Element box annotations:
* * *
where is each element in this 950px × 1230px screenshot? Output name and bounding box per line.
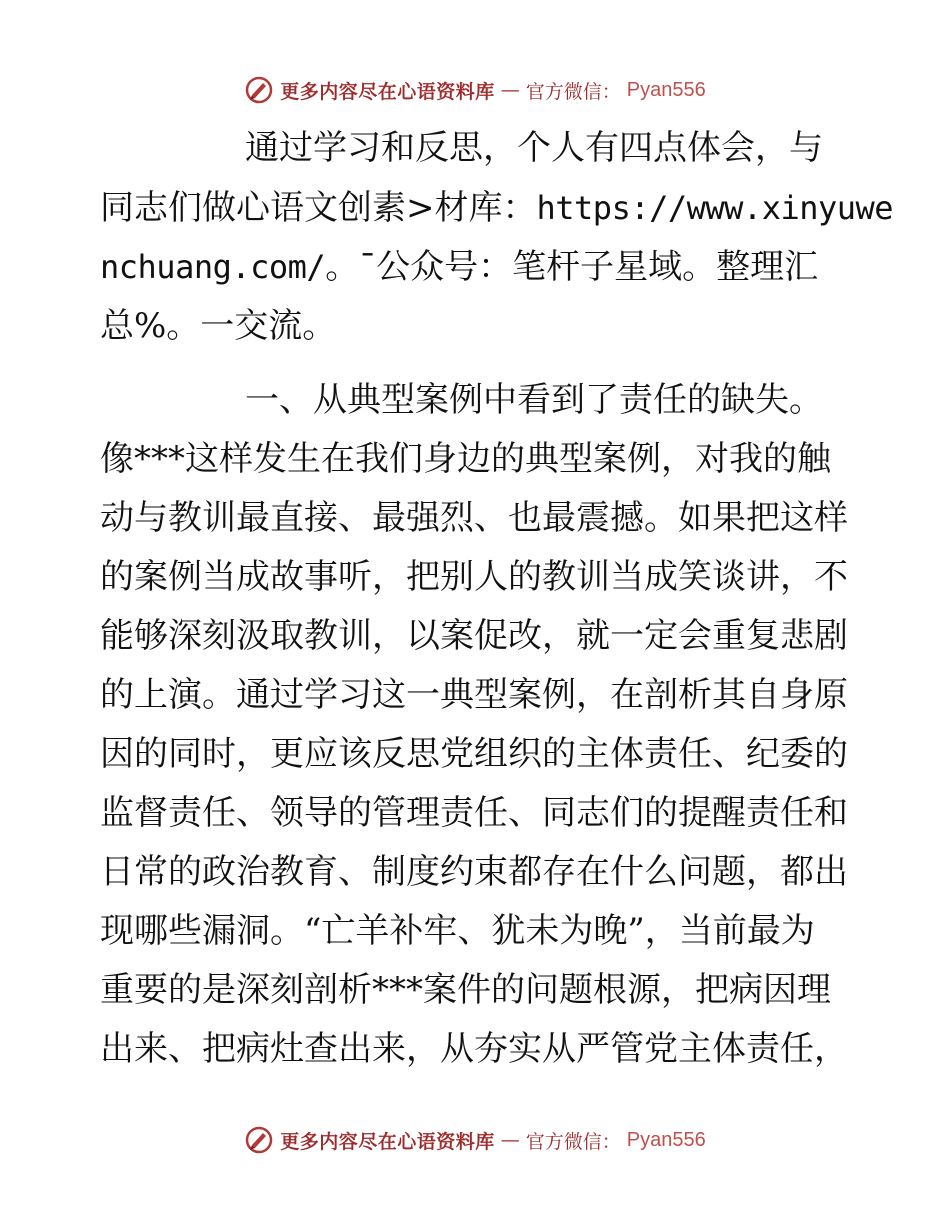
banner-wechat-id: Pyan556 <box>626 1128 706 1151</box>
paragraph2-line: 的案例当成故事听，把别人的教训当成笑谈讲，不 <box>100 557 848 597</box>
footer-watermark-banner <box>0 1123 950 1157</box>
paragraph1-line3-text: 。¯公众号：笔杆子星域。整理汇 <box>325 247 819 287</box>
banner-separator: — <box>500 1129 520 1151</box>
brand-logo-icon <box>244 75 274 105</box>
banner-separator: — <box>500 79 520 101</box>
paragraph1-line1: 通过学习和反思，个人有四点体会，与 <box>245 128 823 168</box>
paragraph2-line: 动与教训最直接、最强烈、也最震撼。如果把这样 <box>100 498 848 538</box>
paragraph1-url-part1: https://www.xinyuwe <box>536 189 894 227</box>
banner-slogan: 更多内容尽在心语资料库 <box>280 1130 495 1153</box>
paragraph2-line: 能够深刻汲取教训，以案促改，就一定会重复悲剧 <box>100 616 848 656</box>
paragraph2-line: 出来、把病灶查出来，从夯实从严管党主体责任， <box>100 1029 848 1069</box>
banner-slogan: 更多内容尽在心语资料库 <box>280 80 495 103</box>
brand-logo-icon <box>244 1125 274 1155</box>
paragraph1-line4: 总%。一交流。 <box>100 306 337 346</box>
paragraph1-line2 <box>100 186 894 230</box>
paragraph2-line: 像***这样发生在我们身边的典型案例，对我的触 <box>100 439 831 479</box>
paragraph2-heading-line: 一、从典型案例中看到了责任的缺失。 <box>245 380 823 420</box>
paragraph2-line: 重要的是深刻剖析***案件的问题根源，把病因理 <box>100 970 831 1010</box>
banner-wechat-label: 官方微信： <box>525 80 621 103</box>
paragraph2-line: 日常的政治教育、制度约束都存在什么问题，都出 <box>100 852 848 892</box>
paragraph1-line3 <box>100 245 850 289</box>
paragraph1-line2-text: 同志们做心语文创素>材库： <box>100 188 537 228</box>
banner-wechat-label: 官方微信： <box>525 1130 621 1153</box>
paragraph2-line: 现哪些漏洞。“亡羊补牢、犹未为晚”，当前最为 <box>100 911 815 951</box>
paragraph2-line: 因的同时，更应该反思党组织的主体责任、纪委的 <box>100 734 848 774</box>
banner-wechat-id: Pyan556 <box>626 78 706 101</box>
header-watermark-banner <box>0 73 950 107</box>
paragraph2-line: 的上演。通过学习这一典型案例，在剖析其自身原 <box>100 675 848 715</box>
paragraph2-line: 监督责任、领导的管理责任、同志们的提醒责任和 <box>100 793 848 833</box>
paragraph1-url-part2: nchuang.com/ <box>100 248 326 286</box>
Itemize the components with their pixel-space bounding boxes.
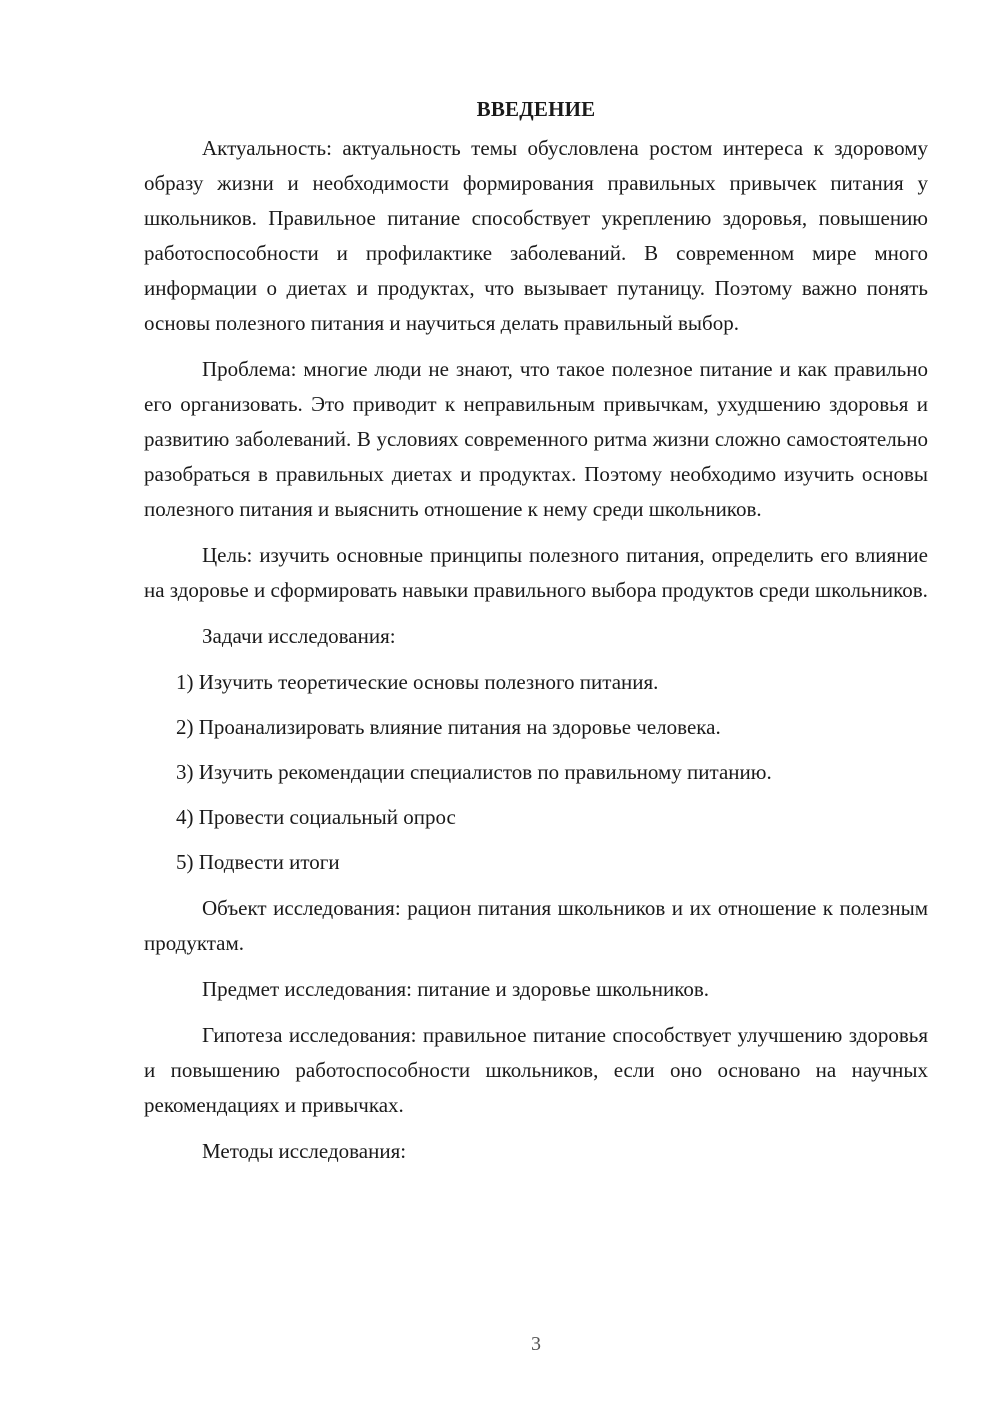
goal-paragraph: Цель: изучить основные принципы полезного питания, определить его влияние на здоровье и сформировать навыки правильного выбора продуктов среди школьников. — [144, 543, 928, 602]
task-item-1: 1) Изучить теоретические основы полезного питания. — [176, 670, 659, 694]
page-content — [144, 92, 928, 1180]
task-item-5: 5) Подвести итоги — [176, 850, 340, 874]
object-paragraph: Объект исследования: рацион питания школьников и их отношение к полезным продуктам. — [144, 896, 928, 955]
task-item-3: 3) Изучить рекомендации специалистов по правильному питанию. — [176, 760, 772, 784]
task-item-2: 2) Проанализировать влияние питания на здоровье человека. — [176, 715, 721, 739]
section-title: ВВЕДЕНИЕ — [476, 97, 596, 121]
tasks-heading: Задачи исследования: — [202, 624, 396, 648]
methods-heading: Методы исследования: — [202, 1139, 407, 1163]
subject-paragraph: Предмет исследования: питание и здоровье школьников. — [202, 977, 709, 1001]
relevance-paragraph: Актуальность: актуальность темы обусловлена ростом интереса к здоровому образу жизни и необходимости формирования правильных привычек питания у школьников. Правильное питание способствует укреплению здоровья, повышению работоспособности и профилактике заболеваний. В современном мире много информации о диетах и продуктах, что вызывает путаницу. Поэтому важно понять основы полезного питания и научиться делать правильный выбор. — [144, 136, 928, 335]
hypothesis-paragraph: Гипотеза исследования: правильное питание способствует улучшению здоровья и повышению работоспособности школьников, если оно основано на научных рекомендациях и привычках. — [144, 1023, 928, 1117]
page-number: 3 — [531, 1333, 541, 1355]
tasks-list — [144, 665, 928, 880]
task-item-4: 4) Провести социальный опрос — [176, 805, 456, 829]
problem-paragraph: Проблема: многие люди не знают, что такое полезное питание и как правильно его организовать. Это приводит к неправильным привычкам, ухудшению здоровья и развитию заболеваний. В условиях современного ритма жизни сложно самостоятельно разобраться в правильных диетах и продуктах. Поэтому необходимо изучить основы полезного питания и выяснить отношение к нему среди школьников. — [144, 357, 928, 521]
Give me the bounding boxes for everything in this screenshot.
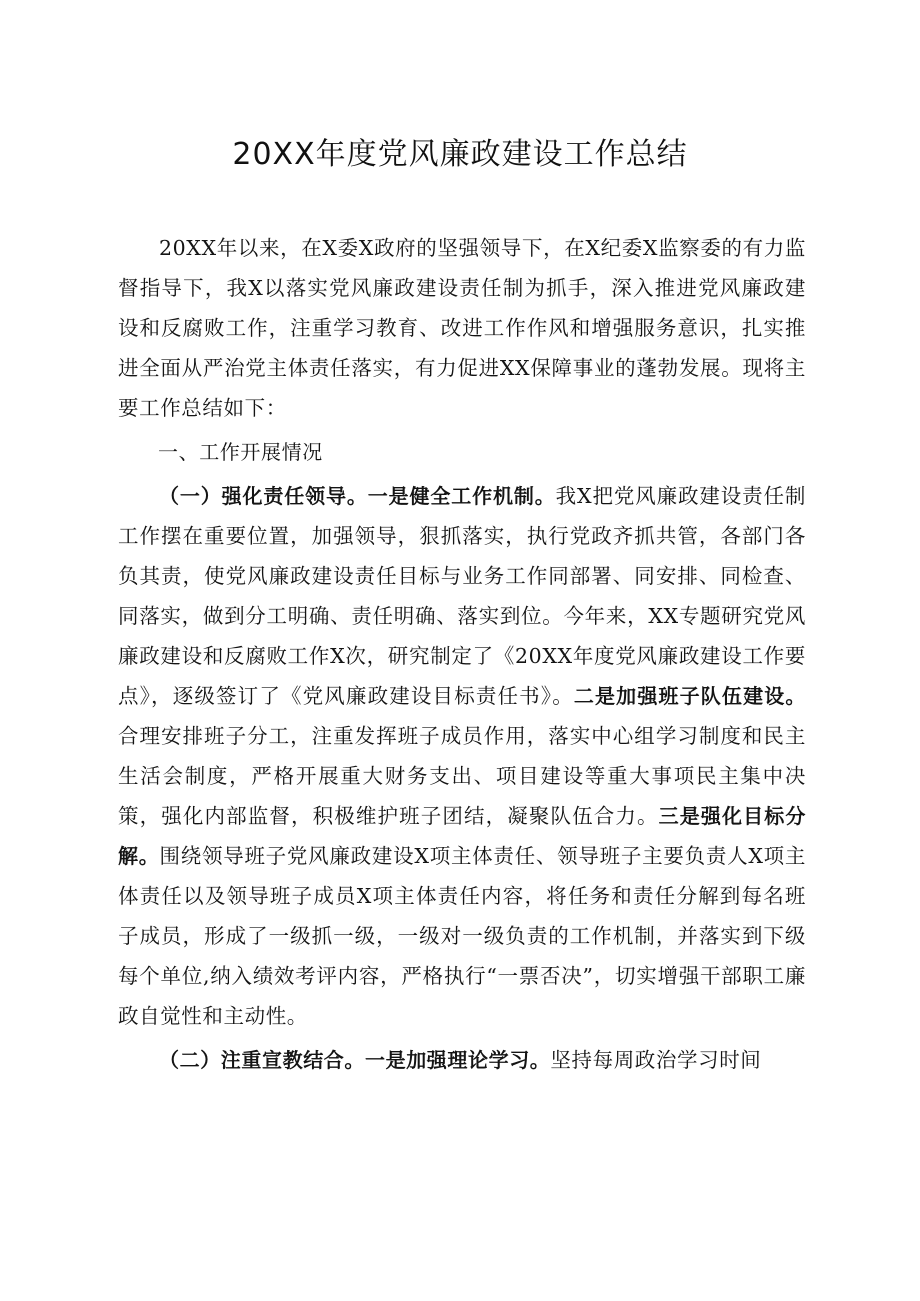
point-3-text: 围绕领导班子党风廉政建设X项主体责任、领导班子主要负责人X项主体责任以及领导班子成员X项主体责任内容，将任务和责任分解到每名班子成员，形成了一级抓一级，一级对一级负责的工作机制，并落实到下级每个单位,纳入绩效考评内容，严格执行“一票否决”，切实增强干部职工廉政自觉性和主动性。 xyxy=(118,844,806,1028)
document-body xyxy=(118,228,806,1080)
point-1-label: 一是健全工作机制。 xyxy=(367,484,556,508)
intro-paragraph: 20XX年以来，在X委X政府的坚强领导下，在X纪委X监察委的有力监督指导下，我X以落实党风廉政建设责任制为抓手，深入推进党风廉政建设和反腐败工作，注重学习教育、改进工作作风和增强服务意识，扎实推进全面从严治党主体责任落实，有力促进XX保障事业的蓬勃发展。现将主要工作总结如下： xyxy=(118,236,806,420)
subsection-1-paragraph xyxy=(118,476,806,1036)
subsection-2-label: （二）注重宣教结合。 xyxy=(159,1048,365,1072)
point-1-text: 我X把党风廉政建设责任制工作摆在重要位置，加强领导，狠抓落实，执行党政齐抓共管，各部门各负其责，使党风廉政建设责任目标与业务工作同部署、同安排、同检查、同落实，做到分工明确、责任明确、落实到位。今年来，XX专题研究党风廉政建设和反腐败工作X次，研究制定了《20XX年度党风廉政建设工作要点》，逐级签订了《党风廉政建设目标责任书》。 xyxy=(118,484,806,708)
subsection-2-point-1-text: 坚持每周政治学习时间 xyxy=(550,1048,762,1072)
point-2-label: 二是加强班子队伍建设。 xyxy=(573,684,806,708)
subsection-1-label: （一）强化责任领导。 xyxy=(159,484,368,508)
point-3-label: 三是强化目标分解。 xyxy=(118,804,806,868)
section-heading: 一、工作开展情况 xyxy=(158,440,323,464)
point-2-text: 合理安排班子分工，注重发挥班子成员作用，落实中心组学习制度和民主生活会制度，严格开展重大财务支出、项目建设等重大事项民主集中决策，强化内部监督，积极维护班子团结，凝聚队伍合力。 xyxy=(118,724,806,828)
document-title: 20XX年度党风廉政建设工作总结 xyxy=(232,137,688,172)
subsection-2-paragraph xyxy=(118,1040,806,1080)
subsection-2-point-1-label: 一是加强理论学习。 xyxy=(365,1048,551,1072)
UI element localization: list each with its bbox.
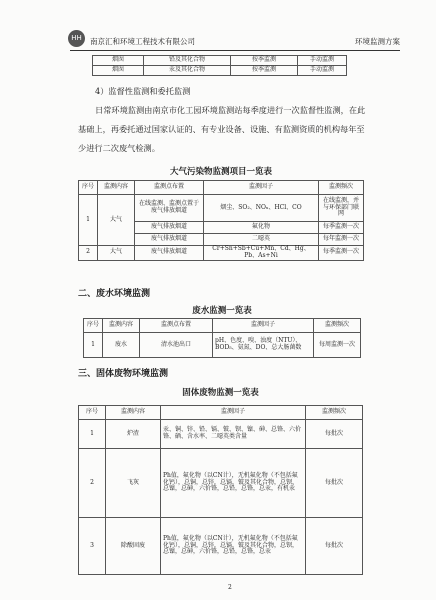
continued-table bbox=[92, 55, 347, 76]
section-heading: 三、固体废物环境监测 bbox=[78, 369, 169, 379]
table-header-row: 序号 监测内容 监测因子 监测频次 bbox=[79, 406, 363, 420]
section-heading: 4）监督性监测和委托监测 bbox=[95, 86, 191, 96]
document-title: 环境监测方案 bbox=[355, 37, 400, 46]
solid-table-title: 固体废物监测一览表 bbox=[182, 388, 259, 398]
table-row: 1 炉渣 汞、铜、锌、铅、镉、铍、钡、镍、砷、总铬、六价铬、硒、含水率、二噁英类含量 每批次 bbox=[79, 420, 363, 449]
page-number: 2 bbox=[228, 584, 232, 591]
air-table-title: 大气污染物监测项目一览表 bbox=[169, 167, 272, 177]
table-header-row: 序号 监测内容 监测点布置 监测因子 监测频次 bbox=[84, 319, 361, 333]
section-heading: 二、废水环境监测 bbox=[78, 289, 151, 299]
body-paragraph: 日常环境监测由南京市化工园环境监测站每季度进行一次监督性监测，在此基础上，再委托通过国家认证的、有专业设备、设施、有监测资质的机构每年至少进行二次废气检测。 bbox=[78, 105, 366, 153]
solid-waste-monitoring-table bbox=[78, 405, 363, 575]
table-row: 烟囱 汞及其化合物 按季监测 手动监测 bbox=[93, 66, 347, 76]
table-row: 3 除酸固废 Ph值，氟化物（以CN计），无机氟化物（不包括氟化钙），总铜，总锌，总镉，铍及其化合物，总钡，总镍，总砷，六价铬，总铅，总铬，总汞 每批次 bbox=[79, 518, 363, 575]
company-logo: HH bbox=[68, 30, 85, 47]
table-row: 1 大气 在线监测、监测点置于废气排放烟道 烟尘、SO₂、NOₓ、HCl、CO 在线监测，并与环保部门联网 bbox=[79, 195, 364, 222]
page-header bbox=[70, 30, 400, 50]
header-rule bbox=[70, 50, 400, 51]
table-row: 废气排放烟道 氟化物 每季监测一次 bbox=[79, 222, 364, 234]
water-monitoring-table bbox=[83, 318, 361, 358]
table-row: 2 飞灰 Ph值，氟化物（以CN计），无机氟化物（不包括氟化钙），总铜，总锌，总镉，铍及其化合物，总钡，总镍，总砷，六价铬，总铅，总铬，总汞，有机汞 每批次 bbox=[79, 449, 363, 518]
table-row: 2 大气 废气排放烟道 Cr+Sn+Sb+Cu+Mn、Cd、Hg、Pb、As+Ni 每季监测一次 bbox=[79, 246, 364, 261]
company-name: 南京汇和环境工程技术有限公司 bbox=[90, 37, 195, 46]
table-header-row: 序号 监测内容 监测点布置 监测因子 监测频次 bbox=[79, 181, 364, 195]
air-monitoring-table bbox=[78, 180, 364, 261]
table-row: 废气排放烟道 二噁英 每年监测一次 bbox=[79, 234, 364, 246]
table-row: 1 废水 清水池出口 pH、色度、嗅、浊度（NTU）、BOD₅、氨氮、DO、总大肠菌数 每周监测一次 bbox=[84, 333, 361, 358]
table-row: 烟囱 铅及其化合物 按季监测 手动监测 bbox=[93, 56, 347, 66]
water-table-title: 废水监测一览表 bbox=[192, 306, 252, 316]
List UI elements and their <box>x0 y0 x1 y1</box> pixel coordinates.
* * *
- [Given instruction]: Rewrite the records above as a numbered list with blank lines dropped, starting at the line that contains "continued-table bbox=[92, 55, 347, 76]" and stopping after the line that contains "section-heading: 二、废水环境监测 bbox=[78, 289, 151, 299]".

- [Solution for this problem]:
1. continued-table bbox=[92, 55, 347, 76]
2. section-heading: 三、固体废物环境监测 bbox=[78, 369, 169, 379]
3. table-header-row: 序号 监测内容 监测因子 监测频次 bbox=[79, 406, 363, 420]
4. section-heading: 4）监督性监测和委托监测 bbox=[95, 86, 191, 96]
5. document-title: 环境监测方案 bbox=[355, 37, 400, 46]
6. solid-table-title: 固体废物监测一览表 bbox=[182, 388, 259, 398]
7. table-row: 1 炉渣 汞、铜、锌、铅、镉、铍、钡、镍、砷、总铬、六价铬、硒、含水率、二噁英类含量 每批次 bbox=[79, 420, 363, 449]
8. page-number: 2 bbox=[228, 584, 232, 591]
9. air-table-title: 大气污染物监测项目一览表 bbox=[169, 167, 272, 177]
10. table-header-row: 序号 监测内容 监测点布置 监测因子 监测频次 bbox=[84, 319, 361, 333]
11. section-heading: 二、废水环境监测 bbox=[78, 289, 151, 299]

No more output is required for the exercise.